» Given problem
Scan the data below and pick out the lines containing the word "this".

'''

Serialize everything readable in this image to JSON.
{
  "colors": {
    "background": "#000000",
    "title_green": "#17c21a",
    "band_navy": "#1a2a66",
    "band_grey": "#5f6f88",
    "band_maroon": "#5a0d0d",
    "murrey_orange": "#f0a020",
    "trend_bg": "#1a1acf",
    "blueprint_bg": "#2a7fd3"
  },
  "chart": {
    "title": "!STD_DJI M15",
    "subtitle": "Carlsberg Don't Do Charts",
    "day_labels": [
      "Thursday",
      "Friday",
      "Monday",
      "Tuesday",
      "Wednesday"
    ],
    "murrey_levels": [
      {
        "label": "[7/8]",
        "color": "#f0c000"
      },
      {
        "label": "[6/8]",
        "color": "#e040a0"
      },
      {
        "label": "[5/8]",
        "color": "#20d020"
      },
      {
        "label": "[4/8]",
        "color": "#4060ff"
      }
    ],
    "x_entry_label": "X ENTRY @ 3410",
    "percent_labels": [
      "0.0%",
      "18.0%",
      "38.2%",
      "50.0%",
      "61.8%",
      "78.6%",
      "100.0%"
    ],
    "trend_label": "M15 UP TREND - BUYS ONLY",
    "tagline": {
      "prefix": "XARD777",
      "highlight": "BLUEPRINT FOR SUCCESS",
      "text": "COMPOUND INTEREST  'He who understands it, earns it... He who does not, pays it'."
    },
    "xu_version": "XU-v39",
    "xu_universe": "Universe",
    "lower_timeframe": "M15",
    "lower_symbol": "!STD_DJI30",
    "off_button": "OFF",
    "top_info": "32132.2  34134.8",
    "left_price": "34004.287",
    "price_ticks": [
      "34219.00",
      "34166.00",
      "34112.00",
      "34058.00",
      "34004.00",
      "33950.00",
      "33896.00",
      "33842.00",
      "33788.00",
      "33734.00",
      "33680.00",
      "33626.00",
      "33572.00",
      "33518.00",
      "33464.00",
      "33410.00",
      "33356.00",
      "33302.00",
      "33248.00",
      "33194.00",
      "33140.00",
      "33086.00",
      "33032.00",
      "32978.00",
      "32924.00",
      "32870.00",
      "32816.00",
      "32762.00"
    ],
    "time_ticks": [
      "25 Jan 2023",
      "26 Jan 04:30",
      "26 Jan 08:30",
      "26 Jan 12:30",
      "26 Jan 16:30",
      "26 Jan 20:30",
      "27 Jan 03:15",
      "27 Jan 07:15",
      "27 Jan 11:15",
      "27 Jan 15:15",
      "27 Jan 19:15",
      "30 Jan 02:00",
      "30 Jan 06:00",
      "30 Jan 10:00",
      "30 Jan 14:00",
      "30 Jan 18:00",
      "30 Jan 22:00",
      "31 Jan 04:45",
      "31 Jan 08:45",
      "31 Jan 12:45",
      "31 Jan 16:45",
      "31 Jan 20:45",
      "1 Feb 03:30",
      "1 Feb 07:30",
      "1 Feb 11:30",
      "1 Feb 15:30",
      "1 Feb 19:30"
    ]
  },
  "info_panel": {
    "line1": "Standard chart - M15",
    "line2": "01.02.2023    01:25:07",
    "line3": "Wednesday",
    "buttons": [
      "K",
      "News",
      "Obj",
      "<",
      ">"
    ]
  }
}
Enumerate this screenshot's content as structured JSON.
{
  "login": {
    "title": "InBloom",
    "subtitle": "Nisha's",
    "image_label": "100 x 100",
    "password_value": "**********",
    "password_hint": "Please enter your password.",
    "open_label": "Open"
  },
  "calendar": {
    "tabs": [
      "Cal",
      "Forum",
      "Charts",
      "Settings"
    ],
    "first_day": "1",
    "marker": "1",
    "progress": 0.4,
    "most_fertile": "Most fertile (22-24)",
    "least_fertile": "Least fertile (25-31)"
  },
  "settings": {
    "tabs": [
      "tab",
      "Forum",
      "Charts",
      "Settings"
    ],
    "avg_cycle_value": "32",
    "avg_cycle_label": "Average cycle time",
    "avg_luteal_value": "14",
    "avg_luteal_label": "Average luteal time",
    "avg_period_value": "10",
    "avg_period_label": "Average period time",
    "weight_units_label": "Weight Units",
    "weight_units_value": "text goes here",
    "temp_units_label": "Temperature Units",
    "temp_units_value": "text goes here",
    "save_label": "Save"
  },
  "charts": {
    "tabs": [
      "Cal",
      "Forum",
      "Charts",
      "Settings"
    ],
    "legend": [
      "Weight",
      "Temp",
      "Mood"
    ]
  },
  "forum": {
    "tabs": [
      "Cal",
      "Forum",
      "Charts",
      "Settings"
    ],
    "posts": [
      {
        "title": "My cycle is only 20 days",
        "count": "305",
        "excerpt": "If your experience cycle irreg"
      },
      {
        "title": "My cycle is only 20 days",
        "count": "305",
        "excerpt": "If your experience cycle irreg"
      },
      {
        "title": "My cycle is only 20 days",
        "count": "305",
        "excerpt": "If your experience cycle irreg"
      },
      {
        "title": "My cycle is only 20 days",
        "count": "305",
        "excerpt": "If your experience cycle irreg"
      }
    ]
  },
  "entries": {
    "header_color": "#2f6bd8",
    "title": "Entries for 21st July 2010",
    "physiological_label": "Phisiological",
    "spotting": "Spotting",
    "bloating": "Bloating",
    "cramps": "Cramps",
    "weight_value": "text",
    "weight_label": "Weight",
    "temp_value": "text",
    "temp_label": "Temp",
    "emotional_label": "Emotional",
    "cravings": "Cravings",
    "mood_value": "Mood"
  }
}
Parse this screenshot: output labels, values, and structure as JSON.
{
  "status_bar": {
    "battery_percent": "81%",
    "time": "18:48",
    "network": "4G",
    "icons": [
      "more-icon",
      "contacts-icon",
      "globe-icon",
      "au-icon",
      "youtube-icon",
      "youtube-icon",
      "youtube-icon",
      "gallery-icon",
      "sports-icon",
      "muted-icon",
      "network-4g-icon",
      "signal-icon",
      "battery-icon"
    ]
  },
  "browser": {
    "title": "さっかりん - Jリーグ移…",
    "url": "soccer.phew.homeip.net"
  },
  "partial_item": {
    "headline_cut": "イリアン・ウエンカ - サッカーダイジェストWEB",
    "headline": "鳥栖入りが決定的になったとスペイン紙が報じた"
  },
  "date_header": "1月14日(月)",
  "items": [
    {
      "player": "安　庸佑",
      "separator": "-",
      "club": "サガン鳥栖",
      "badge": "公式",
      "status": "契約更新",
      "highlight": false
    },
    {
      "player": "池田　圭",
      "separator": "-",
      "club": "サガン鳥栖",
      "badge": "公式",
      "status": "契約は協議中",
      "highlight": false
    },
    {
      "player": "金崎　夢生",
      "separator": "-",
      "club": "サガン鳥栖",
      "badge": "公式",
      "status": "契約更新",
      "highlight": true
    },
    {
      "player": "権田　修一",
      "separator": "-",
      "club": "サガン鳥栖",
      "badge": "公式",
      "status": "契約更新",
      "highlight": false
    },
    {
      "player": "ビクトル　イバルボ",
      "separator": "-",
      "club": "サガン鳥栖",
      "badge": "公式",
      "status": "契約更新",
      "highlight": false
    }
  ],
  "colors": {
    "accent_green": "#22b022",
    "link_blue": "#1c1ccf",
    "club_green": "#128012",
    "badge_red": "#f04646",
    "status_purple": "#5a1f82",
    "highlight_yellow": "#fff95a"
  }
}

'''

» Complete response
Serialize everything readable in this image to JSON.
Enumerate this screenshot's content as structured JSON.
Parse this screenshot: output labels, values, and structure as JSON.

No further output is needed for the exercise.